### Exercise materials

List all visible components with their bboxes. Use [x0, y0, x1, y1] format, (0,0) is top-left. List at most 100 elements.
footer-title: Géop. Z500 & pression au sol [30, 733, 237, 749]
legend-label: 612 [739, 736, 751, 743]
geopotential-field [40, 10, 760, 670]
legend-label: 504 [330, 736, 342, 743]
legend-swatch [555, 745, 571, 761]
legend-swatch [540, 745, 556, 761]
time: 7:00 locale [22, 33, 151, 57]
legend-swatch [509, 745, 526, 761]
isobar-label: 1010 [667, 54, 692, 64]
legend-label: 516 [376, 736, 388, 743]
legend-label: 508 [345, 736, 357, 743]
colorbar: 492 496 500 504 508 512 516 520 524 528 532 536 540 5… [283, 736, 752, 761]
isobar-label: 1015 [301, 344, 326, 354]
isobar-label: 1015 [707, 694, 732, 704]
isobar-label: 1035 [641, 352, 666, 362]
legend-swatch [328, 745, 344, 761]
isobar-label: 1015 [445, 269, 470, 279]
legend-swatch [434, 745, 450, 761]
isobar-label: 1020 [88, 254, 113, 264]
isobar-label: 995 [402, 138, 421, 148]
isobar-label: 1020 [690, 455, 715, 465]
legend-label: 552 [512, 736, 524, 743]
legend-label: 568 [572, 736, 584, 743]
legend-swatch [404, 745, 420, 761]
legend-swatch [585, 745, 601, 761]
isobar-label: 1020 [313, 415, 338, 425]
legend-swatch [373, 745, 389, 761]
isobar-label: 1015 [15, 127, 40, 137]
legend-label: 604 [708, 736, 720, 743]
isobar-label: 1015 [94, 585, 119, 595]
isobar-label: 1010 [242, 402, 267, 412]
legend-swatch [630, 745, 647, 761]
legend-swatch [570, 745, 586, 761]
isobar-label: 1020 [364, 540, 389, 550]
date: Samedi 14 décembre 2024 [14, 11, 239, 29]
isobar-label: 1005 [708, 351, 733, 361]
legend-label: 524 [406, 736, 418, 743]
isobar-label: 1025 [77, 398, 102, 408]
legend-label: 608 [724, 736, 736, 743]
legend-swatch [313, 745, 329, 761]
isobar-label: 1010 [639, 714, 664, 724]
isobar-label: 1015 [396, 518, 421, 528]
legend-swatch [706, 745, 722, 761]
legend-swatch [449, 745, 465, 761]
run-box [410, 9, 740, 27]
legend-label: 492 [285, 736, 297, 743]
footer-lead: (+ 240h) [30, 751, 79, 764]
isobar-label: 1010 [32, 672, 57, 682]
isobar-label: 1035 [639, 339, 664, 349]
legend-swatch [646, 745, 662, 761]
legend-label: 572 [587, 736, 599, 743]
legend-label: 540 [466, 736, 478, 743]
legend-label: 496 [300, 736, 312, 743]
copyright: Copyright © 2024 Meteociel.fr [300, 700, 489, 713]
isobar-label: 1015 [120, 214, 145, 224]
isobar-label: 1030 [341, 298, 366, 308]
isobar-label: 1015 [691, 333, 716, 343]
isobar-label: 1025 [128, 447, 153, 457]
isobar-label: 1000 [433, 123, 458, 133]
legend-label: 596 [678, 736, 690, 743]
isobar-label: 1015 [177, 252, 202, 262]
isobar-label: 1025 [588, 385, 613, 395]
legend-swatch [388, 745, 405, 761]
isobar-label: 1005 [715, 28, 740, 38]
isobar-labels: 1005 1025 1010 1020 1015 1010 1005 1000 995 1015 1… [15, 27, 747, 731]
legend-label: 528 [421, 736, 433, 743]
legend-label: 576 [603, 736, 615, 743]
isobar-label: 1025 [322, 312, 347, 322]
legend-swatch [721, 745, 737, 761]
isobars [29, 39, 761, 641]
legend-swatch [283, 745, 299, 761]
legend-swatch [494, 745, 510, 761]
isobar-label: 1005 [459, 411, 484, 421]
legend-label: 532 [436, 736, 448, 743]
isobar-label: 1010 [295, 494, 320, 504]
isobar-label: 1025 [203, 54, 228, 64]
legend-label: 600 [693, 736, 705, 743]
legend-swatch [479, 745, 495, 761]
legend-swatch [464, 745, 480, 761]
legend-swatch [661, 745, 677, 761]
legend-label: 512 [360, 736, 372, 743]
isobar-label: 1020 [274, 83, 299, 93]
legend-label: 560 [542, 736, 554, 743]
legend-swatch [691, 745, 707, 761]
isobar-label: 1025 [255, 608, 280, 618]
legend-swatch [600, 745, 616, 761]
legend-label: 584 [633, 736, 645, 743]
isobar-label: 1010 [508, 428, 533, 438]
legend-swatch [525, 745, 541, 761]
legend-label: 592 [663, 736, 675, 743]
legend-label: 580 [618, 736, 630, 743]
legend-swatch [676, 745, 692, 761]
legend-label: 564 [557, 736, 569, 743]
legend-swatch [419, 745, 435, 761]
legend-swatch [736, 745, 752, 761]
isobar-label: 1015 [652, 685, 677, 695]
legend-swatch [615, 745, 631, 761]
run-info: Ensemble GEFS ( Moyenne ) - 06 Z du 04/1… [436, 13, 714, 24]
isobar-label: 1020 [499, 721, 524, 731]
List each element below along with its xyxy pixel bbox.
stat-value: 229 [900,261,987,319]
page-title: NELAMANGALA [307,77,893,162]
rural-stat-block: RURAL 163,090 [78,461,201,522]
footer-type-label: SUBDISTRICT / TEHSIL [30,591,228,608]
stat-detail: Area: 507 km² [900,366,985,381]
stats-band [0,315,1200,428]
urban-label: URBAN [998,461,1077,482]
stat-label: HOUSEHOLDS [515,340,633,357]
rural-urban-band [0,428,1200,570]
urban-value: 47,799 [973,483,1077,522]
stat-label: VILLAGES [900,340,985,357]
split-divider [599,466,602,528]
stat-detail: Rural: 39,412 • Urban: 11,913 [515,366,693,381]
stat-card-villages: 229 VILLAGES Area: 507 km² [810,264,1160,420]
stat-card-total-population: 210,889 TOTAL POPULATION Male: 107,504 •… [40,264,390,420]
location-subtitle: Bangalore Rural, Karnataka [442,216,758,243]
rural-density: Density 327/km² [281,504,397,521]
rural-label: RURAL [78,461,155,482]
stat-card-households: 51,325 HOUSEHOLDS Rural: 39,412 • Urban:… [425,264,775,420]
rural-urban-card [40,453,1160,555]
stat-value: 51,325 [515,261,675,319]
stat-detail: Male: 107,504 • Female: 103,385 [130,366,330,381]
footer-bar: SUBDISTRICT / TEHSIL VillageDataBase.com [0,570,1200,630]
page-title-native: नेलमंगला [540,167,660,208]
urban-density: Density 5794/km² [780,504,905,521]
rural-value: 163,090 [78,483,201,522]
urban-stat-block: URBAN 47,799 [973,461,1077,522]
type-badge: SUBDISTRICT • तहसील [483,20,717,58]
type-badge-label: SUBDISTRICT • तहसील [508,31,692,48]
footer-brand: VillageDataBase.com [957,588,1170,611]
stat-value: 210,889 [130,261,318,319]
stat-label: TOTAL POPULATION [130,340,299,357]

######

• Exercise: Copy out every line of the items above without changing a single character.

• Exercise answer:
List all visible components with their bboxes. Use [x0, y0, x1, y1] format, (0,0) is top-left. List at most 100 elements.
footer-title: Géop. Z500 & pression au sol [30, 733, 237, 749]
legend-label: 612 [739, 736, 751, 743]
geopotential-field [40, 10, 760, 670]
legend-label: 504 [330, 736, 342, 743]
legend-swatch [555, 745, 571, 761]
legend-swatch [540, 745, 556, 761]
time: 7:00 locale [22, 33, 151, 57]
legend-swatch [509, 745, 526, 761]
isobar-label: 1010 [667, 54, 692, 64]
legend-label: 516 [376, 736, 388, 743]
legend-label: 508 [345, 736, 357, 743]
colorbar: 492 496 500 504 508 512 516 520 524 528 532 536 540 5… [283, 736, 752, 761]
isobar-label: 1015 [301, 344, 326, 354]
isobar-label: 1015 [707, 694, 732, 704]
isobar-label: 1035 [641, 352, 666, 362]
legend-swatch [328, 745, 344, 761]
isobar-label: 1015 [445, 269, 470, 279]
legend-swatch [434, 745, 450, 761]
isobar-label: 1020 [88, 254, 113, 264]
isobar-label: 995 [402, 138, 421, 148]
isobar-label: 1020 [690, 455, 715, 465]
legend-label: 552 [512, 736, 524, 743]
legend-label: 568 [572, 736, 584, 743]
legend-swatch [404, 745, 420, 761]
legend-swatch [585, 745, 601, 761]
isobar-label: 1020 [313, 415, 338, 425]
legend-swatch [373, 745, 389, 761]
isobar-label: 1015 [15, 127, 40, 137]
legend-label: 604 [708, 736, 720, 743]
isobar-label: 1015 [94, 585, 119, 595]
isobar-label: 1010 [242, 402, 267, 412]
legend-swatch [630, 745, 647, 761]
legend-swatch [570, 745, 586, 761]
isobar-label: 1020 [364, 540, 389, 550]
date: Samedi 14 décembre 2024 [14, 11, 239, 29]
isobar-label: 1005 [708, 351, 733, 361]
legend-label: 524 [406, 736, 418, 743]
isobar-label: 1025 [77, 398, 102, 408]
legend-label: 608 [724, 736, 736, 743]
legend-swatch [313, 745, 329, 761]
isobar-label: 1010 [639, 714, 664, 724]
isobar-label: 1015 [396, 518, 421, 528]
legend-swatch [706, 745, 722, 761]
legend-swatch [449, 745, 465, 761]
run-box [410, 9, 740, 27]
legend-label: 492 [285, 736, 297, 743]
footer-lead: (+ 240h) [30, 751, 79, 764]
isobar-label: 1010 [32, 672, 57, 682]
isobar-label: 1035 [639, 339, 664, 349]
legend-swatch [646, 745, 662, 761]
legend-label: 572 [587, 736, 599, 743]
legend-label: 540 [466, 736, 478, 743]
legend-label: 496 [300, 736, 312, 743]
copyright: Copyright © 2024 Meteociel.fr [300, 700, 489, 713]
isobar-label: 1015 [120, 214, 145, 224]
isobar-label: 1030 [341, 298, 366, 308]
isobar-label: 1015 [691, 333, 716, 343]
isobar-label: 1025 [128, 447, 153, 457]
isobar-label: 1000 [433, 123, 458, 133]
legend-label: 596 [678, 736, 690, 743]
isobar-label: 1015 [177, 252, 202, 262]
isobar-label: 1025 [588, 385, 613, 395]
legend-swatch [388, 745, 405, 761]
isobar-label: 1005 [715, 28, 740, 38]
isobar-labels: 1005 1025 1010 1020 1015 1010 1005 1000 995 1015 1… [15, 27, 747, 731]
legend-label: 528 [421, 736, 433, 743]
legend-label: 576 [603, 736, 615, 743]
isobar-label: 1025 [322, 312, 347, 322]
legend-swatch [721, 745, 737, 761]
isobars [29, 39, 761, 641]
legend-swatch [283, 745, 299, 761]
legend-swatch [494, 745, 510, 761]
isobar-label: 1005 [459, 411, 484, 421]
legend-label: 532 [436, 736, 448, 743]
isobar-label: 1010 [295, 494, 320, 504]
isobar-label: 1025 [203, 54, 228, 64]
legend-label: 600 [693, 736, 705, 743]
legend-swatch [479, 745, 495, 761]
legend-swatch [464, 745, 480, 761]
legend-swatch [661, 745, 677, 761]
legend-label: 512 [360, 736, 372, 743]
isobar-label: 1020 [274, 83, 299, 93]
legend-label: 560 [542, 736, 554, 743]
legend-swatch [691, 745, 707, 761]
isobar-label: 1025 [255, 608, 280, 618]
legend-swatch [600, 745, 616, 761]
legend-label: 584 [633, 736, 645, 743]
isobar-label: 1010 [508, 428, 533, 438]
legend-swatch [525, 745, 541, 761]
legend-label: 592 [663, 736, 675, 743]
legend-label: 580 [618, 736, 630, 743]
legend-swatch [676, 745, 692, 761]
legend-label: 564 [557, 736, 569, 743]
legend-swatch [419, 745, 435, 761]
legend-swatch [736, 745, 752, 761]
isobar-label: 1015 [652, 685, 677, 695]
legend-swatch [615, 745, 631, 761]
run-info: Ensemble GEFS ( Moyenne ) - 06 Z du 04/1… [436, 13, 714, 24]
isobar-label: 1020 [499, 721, 524, 731]
List each element below along with its xyxy pixel bbox.
stat-value: 229 [900,261,987,319]
page-title: NELAMANGALA [307,77,893,162]
rural-stat-block: RURAL 163,090 [78,461,201,522]
footer-type-label: SUBDISTRICT / TEHSIL [30,591,228,608]
stat-detail: Area: 507 km² [900,366,985,381]
stats-band [0,315,1200,428]
urban-label: URBAN [998,461,1077,482]
stat-label: HOUSEHOLDS [515,340,633,357]
rural-urban-band [0,428,1200,570]
urban-value: 47,799 [973,483,1077,522]
stat-label: VILLAGES [900,340,985,357]
split-divider [599,466,602,528]
stat-detail: Rural: 39,412 • Urban: 11,913 [515,366,693,381]
stat-card-villages: 229 VILLAGES Area: 507 km² [810,264,1160,420]
stat-card-total-population: 210,889 TOTAL POPULATION Male: 107,504 •… [40,264,390,420]
location-subtitle: Bangalore Rural, Karnataka [442,216,758,243]
rural-density: Density 327/km² [281,504,397,521]
rural-label: RURAL [78,461,155,482]
stat-card-households: 51,325 HOUSEHOLDS Rural: 39,412 • Urban:… [425,264,775,420]
rural-urban-card [40,453,1160,555]
stat-value: 51,325 [515,261,675,319]
stat-detail: Male: 107,504 • Female: 103,385 [130,366,330,381]
footer-bar: SUBDISTRICT / TEHSIL VillageDataBase.com [0,570,1200,630]
page-title-native: नेलमंगला [540,167,660,208]
urban-density: Density 5794/km² [780,504,905,521]
rural-value: 163,090 [78,483,201,522]
urban-stat-block: URBAN 47,799 [973,461,1077,522]
type-badge: SUBDISTRICT • तहसील [483,20,717,58]
type-badge-label: SUBDISTRICT • तहसील [508,31,692,48]
footer-brand: VillageDataBase.com [957,588,1170,611]
stat-value: 210,889 [130,261,318,319]
stat-label: TOTAL POPULATION [130,340,299,357]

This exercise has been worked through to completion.